Data entries for graphics:
+-------+

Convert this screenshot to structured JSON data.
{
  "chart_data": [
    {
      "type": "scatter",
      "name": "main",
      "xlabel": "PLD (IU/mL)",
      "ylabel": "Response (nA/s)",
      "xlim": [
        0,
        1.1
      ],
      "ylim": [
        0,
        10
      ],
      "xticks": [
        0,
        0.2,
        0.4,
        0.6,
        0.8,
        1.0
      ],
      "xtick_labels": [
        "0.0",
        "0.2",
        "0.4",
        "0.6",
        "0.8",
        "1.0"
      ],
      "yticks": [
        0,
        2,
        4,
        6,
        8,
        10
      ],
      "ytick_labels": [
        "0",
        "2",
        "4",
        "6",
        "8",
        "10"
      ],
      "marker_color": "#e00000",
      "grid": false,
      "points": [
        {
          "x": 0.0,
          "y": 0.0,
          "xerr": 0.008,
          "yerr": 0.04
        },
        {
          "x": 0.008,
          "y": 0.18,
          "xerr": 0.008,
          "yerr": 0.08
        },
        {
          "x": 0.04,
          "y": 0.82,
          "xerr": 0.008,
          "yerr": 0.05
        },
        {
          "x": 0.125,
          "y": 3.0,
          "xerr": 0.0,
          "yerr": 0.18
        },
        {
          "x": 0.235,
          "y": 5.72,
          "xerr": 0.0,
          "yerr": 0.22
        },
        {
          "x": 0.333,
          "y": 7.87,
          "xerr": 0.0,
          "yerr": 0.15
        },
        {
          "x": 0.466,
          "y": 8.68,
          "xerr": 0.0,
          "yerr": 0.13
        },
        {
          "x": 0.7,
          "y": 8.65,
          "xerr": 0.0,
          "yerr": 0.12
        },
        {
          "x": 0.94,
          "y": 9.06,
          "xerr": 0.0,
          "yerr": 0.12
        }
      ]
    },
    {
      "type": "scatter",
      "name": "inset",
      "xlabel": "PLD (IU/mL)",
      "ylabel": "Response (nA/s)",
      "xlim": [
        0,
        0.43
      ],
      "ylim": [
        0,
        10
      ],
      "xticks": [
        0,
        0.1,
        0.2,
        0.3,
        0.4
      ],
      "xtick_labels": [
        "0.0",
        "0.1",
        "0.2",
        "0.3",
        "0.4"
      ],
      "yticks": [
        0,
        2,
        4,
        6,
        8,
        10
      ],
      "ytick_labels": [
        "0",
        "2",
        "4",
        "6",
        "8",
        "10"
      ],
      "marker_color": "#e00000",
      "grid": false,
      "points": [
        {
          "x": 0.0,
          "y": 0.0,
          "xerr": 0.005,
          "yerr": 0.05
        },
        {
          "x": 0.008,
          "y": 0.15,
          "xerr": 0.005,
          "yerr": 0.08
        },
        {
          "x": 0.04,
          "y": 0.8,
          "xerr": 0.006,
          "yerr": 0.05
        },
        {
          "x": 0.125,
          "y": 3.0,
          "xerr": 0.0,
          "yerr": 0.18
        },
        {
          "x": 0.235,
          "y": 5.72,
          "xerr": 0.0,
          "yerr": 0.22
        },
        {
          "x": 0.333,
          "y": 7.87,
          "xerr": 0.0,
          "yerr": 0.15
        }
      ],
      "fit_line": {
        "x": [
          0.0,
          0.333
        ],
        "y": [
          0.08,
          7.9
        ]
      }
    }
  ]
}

+-------+

• **SHORT PROBLEM**:
Set down the entries verbatim, leaving none out.

• **TASK RESPONSE**:
Convert this screenshot to structured JSON data.
{
  "chart_data": [
    {
      "type": "scatter",
      "name": "main",
      "xlabel": "PLD (IU/mL)",
      "ylabel": "Response (nA/s)",
      "xlim": [
        0,
        1.1
      ],
      "ylim": [
        0,
        10
      ],
      "xticks": [
        0,
        0.2,
        0.4,
        0.6,
        0.8,
        1.0
      ],
      "xtick_labels": [
        "0.0",
        "0.2",
        "0.4",
        "0.6",
        "0.8",
        "1.0"
      ],
      "yticks": [
        0,
        2,
        4,
        6,
        8,
        10
      ],
      "ytick_labels": [
        "0",
        "2",
        "4",
        "6",
        "8",
        "10"
      ],
      "marker_color": "#e00000",
      "grid": false,
      "points": [
        {
          "x": 0.0,
          "y": 0.0,
          "xerr": 0.008,
          "yerr": 0.04
        },
        {
          "x": 0.008,
          "y": 0.18,
          "xerr": 0.008,
          "yerr": 0.08
        },
        {
          "x": 0.04,
          "y": 0.82,
          "xerr": 0.008,
          "yerr": 0.05
        },
        {
          "x": 0.125,
          "y": 3.0,
          "xerr": 0.0,
          "yerr": 0.18
        },
        {
          "x": 0.235,
          "y": 5.72,
          "xerr": 0.0,
          "yerr": 0.22
        },
        {
          "x": 0.333,
          "y": 7.87,
          "xerr": 0.0,
          "yerr": 0.15
        },
        {
          "x": 0.466,
          "y": 8.68,
          "xerr": 0.0,
          "yerr": 0.13
        },
        {
          "x": 0.7,
          "y": 8.65,
          "xerr": 0.0,
          "yerr": 0.12
        },
        {
          "x": 0.94,
          "y": 9.06,
          "xerr": 0.0,
          "yerr": 0.12
        }
      ]
    },
    {
      "type": "scatter",
      "name": "inset",
      "xlabel": "PLD (IU/mL)",
      "ylabel": "Response (nA/s)",
      "xlim": [
        0,
        0.43
      ],
      "ylim": [
        0,
        10
      ],
      "xticks": [
        0,
        0.1,
        0.2,
        0.3,
        0.4
      ],
      "xtick_labels": [
        "0.0",
        "0.1",
        "0.2",
        "0.3",
        "0.4"
      ],
      "yticks": [
        0,
        2,
        4,
        6,
        8,
        10
      ],
      "ytick_labels": [
        "0",
        "2",
        "4",
        "6",
        "8",
        "10"
      ],
      "marker_color": "#e00000",
      "grid": false,
      "points": [
        {
          "x": 0.0,
          "y": 0.0,
          "xerr": 0.005,
          "yerr": 0.05
        },
        {
          "x": 0.008,
          "y": 0.15,
          "xerr": 0.005,
          "yerr": 0.08
        },
        {
          "x": 0.04,
          "y": 0.8,
          "xerr": 0.006,
          "yerr": 0.05
        },
        {
          "x": 0.125,
          "y": 3.0,
          "xerr": 0.0,
          "yerr": 0.18
        },
        {
          "x": 0.235,
          "y": 5.72,
          "xerr": 0.0,
          "yerr": 0.22
        },
        {
          "x": 0.333,
          "y": 7.87,
          "xerr": 0.0,
          "yerr": 0.15
        }
      ],
      "fit_line": {
        "x": [
          0.0,
          0.333
        ],
        "y": [
          0.08,
          7.9
        ]
      }
    }
  ]
}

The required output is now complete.